_What this task involves_
Looking at the data below, count the lines that contain the string "ჩიქოვანი". Write only the total.
'''
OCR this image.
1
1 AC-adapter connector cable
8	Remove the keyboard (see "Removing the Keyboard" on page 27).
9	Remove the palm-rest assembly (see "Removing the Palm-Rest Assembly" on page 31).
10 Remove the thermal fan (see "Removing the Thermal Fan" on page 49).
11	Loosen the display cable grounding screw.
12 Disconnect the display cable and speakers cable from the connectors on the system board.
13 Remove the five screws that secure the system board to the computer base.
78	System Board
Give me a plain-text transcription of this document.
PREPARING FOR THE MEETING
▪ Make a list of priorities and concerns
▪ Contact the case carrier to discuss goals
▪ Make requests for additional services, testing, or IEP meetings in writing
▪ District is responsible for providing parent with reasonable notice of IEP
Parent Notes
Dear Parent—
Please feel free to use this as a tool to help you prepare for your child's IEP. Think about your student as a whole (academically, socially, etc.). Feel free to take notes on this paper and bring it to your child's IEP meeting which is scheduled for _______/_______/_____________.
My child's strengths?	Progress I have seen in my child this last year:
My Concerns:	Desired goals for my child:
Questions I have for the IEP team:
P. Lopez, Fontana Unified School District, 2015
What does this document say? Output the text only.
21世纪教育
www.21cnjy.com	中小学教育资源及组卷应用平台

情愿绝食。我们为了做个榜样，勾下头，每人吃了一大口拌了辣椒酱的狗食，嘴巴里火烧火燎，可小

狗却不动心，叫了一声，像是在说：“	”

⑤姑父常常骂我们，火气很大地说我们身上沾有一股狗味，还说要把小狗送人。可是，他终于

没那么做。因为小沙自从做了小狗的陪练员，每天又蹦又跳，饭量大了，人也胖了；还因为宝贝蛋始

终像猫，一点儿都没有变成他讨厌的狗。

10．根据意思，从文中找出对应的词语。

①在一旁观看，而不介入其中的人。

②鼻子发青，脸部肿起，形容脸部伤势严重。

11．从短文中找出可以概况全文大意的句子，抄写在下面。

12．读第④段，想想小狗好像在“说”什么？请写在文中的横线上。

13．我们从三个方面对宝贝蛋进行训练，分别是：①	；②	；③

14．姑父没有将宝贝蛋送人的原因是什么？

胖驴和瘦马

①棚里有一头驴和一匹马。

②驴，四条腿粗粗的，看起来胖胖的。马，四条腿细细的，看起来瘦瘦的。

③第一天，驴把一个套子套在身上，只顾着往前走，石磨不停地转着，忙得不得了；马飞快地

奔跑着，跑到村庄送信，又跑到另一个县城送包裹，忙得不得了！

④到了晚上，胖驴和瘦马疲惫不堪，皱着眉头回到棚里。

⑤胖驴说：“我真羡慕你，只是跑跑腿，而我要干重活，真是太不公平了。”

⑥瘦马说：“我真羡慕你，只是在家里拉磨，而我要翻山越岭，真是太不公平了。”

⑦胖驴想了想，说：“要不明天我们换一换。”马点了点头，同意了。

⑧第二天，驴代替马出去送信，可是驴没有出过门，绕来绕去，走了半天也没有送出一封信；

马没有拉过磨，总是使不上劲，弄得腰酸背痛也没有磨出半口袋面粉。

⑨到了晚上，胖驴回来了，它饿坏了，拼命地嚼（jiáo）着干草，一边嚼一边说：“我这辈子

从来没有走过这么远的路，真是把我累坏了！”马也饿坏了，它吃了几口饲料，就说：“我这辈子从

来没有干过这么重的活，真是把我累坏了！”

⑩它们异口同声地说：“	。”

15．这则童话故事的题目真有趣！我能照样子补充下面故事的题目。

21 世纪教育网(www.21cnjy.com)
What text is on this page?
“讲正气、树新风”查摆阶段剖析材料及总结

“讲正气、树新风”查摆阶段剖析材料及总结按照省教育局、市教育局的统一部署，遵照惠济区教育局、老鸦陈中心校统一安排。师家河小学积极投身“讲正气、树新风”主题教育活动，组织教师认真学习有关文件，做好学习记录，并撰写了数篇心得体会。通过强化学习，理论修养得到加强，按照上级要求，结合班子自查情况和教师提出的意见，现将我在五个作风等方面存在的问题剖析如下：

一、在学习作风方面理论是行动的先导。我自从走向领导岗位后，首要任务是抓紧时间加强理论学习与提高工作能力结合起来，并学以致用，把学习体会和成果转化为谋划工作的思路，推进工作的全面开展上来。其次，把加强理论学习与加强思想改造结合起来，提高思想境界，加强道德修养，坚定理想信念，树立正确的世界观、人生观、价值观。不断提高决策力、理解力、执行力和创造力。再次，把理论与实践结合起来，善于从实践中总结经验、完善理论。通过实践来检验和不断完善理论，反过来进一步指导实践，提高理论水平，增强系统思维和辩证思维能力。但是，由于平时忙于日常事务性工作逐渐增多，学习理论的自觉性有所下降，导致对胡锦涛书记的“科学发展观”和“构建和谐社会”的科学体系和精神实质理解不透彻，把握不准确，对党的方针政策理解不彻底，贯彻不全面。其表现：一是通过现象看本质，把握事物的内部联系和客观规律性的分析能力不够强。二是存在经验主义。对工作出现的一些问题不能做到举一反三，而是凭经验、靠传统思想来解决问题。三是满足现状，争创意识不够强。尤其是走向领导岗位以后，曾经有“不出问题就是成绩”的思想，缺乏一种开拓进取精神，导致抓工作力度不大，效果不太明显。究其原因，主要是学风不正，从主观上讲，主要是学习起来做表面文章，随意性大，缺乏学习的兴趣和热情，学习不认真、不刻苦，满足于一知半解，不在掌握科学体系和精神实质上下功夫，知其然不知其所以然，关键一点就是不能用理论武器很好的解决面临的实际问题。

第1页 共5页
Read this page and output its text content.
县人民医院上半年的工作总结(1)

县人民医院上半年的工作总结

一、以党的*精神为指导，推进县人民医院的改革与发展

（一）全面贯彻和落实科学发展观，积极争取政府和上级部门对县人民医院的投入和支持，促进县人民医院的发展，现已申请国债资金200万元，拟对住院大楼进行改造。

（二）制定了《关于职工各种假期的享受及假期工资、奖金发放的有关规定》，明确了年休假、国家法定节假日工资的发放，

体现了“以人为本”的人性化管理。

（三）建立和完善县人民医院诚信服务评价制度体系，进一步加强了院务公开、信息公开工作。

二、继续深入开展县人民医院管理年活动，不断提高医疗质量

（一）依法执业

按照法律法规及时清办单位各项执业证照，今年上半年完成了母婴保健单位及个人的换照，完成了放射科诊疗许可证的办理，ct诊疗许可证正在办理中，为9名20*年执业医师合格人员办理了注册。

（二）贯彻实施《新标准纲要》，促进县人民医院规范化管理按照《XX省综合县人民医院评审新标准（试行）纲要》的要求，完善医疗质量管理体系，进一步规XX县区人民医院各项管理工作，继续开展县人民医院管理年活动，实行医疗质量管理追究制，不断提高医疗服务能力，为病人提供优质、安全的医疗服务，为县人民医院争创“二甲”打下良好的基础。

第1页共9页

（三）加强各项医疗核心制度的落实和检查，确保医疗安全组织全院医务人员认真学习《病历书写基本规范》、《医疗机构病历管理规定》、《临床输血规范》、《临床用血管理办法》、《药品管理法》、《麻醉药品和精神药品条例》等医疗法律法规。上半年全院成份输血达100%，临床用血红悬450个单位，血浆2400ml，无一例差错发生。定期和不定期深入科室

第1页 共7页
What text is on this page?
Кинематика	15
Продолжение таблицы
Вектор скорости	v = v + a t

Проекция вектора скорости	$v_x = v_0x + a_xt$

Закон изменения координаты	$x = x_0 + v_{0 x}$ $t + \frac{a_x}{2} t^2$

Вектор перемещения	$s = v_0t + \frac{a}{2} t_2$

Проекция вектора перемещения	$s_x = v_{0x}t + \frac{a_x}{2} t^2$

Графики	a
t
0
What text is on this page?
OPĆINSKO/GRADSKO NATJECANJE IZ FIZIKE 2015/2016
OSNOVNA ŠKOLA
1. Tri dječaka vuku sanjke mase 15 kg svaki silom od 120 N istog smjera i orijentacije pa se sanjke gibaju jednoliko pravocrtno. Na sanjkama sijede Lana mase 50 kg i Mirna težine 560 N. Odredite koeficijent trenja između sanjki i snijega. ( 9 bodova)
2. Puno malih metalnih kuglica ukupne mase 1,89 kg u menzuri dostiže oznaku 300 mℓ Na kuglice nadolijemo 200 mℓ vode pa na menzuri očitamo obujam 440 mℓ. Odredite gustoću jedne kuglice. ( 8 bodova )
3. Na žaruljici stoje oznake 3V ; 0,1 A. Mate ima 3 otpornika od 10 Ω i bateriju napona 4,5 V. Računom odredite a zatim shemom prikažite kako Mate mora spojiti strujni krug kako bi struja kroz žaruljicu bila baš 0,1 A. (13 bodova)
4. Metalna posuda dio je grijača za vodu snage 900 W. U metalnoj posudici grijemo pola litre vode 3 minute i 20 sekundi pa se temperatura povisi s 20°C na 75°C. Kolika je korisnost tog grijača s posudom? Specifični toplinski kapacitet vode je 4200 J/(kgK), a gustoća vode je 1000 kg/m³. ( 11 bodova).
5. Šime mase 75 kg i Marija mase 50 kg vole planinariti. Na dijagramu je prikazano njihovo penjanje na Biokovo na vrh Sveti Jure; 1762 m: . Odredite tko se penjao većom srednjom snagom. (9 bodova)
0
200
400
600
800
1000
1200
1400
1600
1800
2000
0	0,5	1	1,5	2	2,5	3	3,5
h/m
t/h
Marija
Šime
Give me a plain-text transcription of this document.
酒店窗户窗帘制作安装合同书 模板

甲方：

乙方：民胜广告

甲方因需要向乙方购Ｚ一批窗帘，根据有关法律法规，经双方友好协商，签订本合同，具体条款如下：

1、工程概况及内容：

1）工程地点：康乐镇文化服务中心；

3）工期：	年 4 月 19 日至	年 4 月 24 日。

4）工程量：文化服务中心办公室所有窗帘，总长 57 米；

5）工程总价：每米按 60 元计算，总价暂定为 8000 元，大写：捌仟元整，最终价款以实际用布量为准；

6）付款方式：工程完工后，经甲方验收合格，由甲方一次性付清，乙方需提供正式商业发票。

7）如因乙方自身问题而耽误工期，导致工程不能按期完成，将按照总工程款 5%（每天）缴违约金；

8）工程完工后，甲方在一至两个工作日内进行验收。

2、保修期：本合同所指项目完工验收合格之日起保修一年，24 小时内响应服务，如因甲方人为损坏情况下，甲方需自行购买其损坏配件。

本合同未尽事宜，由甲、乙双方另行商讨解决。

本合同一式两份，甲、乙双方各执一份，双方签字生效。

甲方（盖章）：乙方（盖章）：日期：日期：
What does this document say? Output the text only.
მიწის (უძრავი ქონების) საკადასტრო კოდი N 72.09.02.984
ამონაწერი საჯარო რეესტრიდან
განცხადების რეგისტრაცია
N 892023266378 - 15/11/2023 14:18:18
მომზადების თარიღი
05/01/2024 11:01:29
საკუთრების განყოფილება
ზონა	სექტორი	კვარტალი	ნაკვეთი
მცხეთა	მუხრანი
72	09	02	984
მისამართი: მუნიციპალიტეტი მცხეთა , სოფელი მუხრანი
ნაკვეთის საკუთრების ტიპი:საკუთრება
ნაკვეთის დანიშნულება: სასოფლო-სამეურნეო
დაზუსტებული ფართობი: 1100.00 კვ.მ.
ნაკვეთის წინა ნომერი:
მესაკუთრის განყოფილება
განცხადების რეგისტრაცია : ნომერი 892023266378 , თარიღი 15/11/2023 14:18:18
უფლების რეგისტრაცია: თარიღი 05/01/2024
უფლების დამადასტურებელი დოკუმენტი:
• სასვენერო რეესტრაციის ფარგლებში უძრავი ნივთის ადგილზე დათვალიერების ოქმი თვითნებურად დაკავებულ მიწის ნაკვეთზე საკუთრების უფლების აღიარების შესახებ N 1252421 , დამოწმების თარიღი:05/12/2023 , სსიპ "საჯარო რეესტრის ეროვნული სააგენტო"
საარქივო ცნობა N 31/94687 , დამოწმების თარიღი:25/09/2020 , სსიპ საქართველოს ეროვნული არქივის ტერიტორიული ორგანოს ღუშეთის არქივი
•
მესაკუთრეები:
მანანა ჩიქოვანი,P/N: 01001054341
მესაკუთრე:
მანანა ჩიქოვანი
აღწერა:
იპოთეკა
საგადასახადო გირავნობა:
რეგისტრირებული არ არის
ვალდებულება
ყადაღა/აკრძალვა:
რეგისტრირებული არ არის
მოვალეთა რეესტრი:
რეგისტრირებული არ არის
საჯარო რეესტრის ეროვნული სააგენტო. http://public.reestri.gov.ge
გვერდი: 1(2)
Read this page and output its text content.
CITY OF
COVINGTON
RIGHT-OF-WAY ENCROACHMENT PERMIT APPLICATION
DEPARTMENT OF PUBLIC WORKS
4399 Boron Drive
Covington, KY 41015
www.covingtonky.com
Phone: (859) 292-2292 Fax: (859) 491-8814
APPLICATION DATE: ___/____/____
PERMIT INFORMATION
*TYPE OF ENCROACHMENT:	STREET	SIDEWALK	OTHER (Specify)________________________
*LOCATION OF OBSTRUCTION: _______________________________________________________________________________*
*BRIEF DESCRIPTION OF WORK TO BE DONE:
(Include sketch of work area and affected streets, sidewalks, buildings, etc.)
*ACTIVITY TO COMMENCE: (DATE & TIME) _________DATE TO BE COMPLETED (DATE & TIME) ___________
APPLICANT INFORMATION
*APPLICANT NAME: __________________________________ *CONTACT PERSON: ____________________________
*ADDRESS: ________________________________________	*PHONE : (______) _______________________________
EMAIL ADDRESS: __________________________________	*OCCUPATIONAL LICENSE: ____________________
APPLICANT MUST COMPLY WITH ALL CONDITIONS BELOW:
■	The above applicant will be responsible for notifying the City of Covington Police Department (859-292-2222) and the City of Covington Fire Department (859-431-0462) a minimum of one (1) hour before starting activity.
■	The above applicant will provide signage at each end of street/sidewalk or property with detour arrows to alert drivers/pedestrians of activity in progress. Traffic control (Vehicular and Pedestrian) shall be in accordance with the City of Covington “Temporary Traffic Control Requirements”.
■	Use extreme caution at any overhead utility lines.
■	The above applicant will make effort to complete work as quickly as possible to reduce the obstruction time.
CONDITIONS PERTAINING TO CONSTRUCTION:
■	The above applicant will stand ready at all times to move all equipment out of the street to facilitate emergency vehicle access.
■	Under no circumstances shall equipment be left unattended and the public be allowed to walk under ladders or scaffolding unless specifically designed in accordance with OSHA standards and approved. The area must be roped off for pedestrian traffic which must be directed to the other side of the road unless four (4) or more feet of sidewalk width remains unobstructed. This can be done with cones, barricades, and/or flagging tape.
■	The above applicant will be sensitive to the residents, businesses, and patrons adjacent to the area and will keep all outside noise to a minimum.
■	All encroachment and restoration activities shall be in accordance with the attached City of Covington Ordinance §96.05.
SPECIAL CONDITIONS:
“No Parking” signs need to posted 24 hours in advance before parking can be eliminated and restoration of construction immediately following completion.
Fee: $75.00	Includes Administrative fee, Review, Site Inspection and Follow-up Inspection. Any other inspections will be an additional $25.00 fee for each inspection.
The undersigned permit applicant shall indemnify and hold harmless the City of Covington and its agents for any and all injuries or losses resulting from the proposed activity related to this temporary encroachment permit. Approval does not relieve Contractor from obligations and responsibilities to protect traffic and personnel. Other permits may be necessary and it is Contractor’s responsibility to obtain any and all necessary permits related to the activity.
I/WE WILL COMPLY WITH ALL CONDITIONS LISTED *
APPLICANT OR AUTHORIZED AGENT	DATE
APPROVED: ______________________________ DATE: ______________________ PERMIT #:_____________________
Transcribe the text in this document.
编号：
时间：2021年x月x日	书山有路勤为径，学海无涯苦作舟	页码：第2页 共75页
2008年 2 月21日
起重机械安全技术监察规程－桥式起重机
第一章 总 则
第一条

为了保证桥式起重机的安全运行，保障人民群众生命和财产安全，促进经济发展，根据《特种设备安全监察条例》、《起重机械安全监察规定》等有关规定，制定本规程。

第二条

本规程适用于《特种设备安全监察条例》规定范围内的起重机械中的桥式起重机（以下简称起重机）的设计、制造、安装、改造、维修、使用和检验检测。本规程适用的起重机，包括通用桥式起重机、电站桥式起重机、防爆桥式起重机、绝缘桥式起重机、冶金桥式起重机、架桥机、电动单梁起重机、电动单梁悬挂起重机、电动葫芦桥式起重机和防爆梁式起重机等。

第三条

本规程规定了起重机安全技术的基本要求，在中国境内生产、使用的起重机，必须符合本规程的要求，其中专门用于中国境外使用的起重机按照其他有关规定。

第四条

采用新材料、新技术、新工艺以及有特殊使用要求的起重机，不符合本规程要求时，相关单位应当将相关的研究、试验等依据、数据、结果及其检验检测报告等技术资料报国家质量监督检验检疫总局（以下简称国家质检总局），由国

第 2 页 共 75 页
'''
_Final result_
2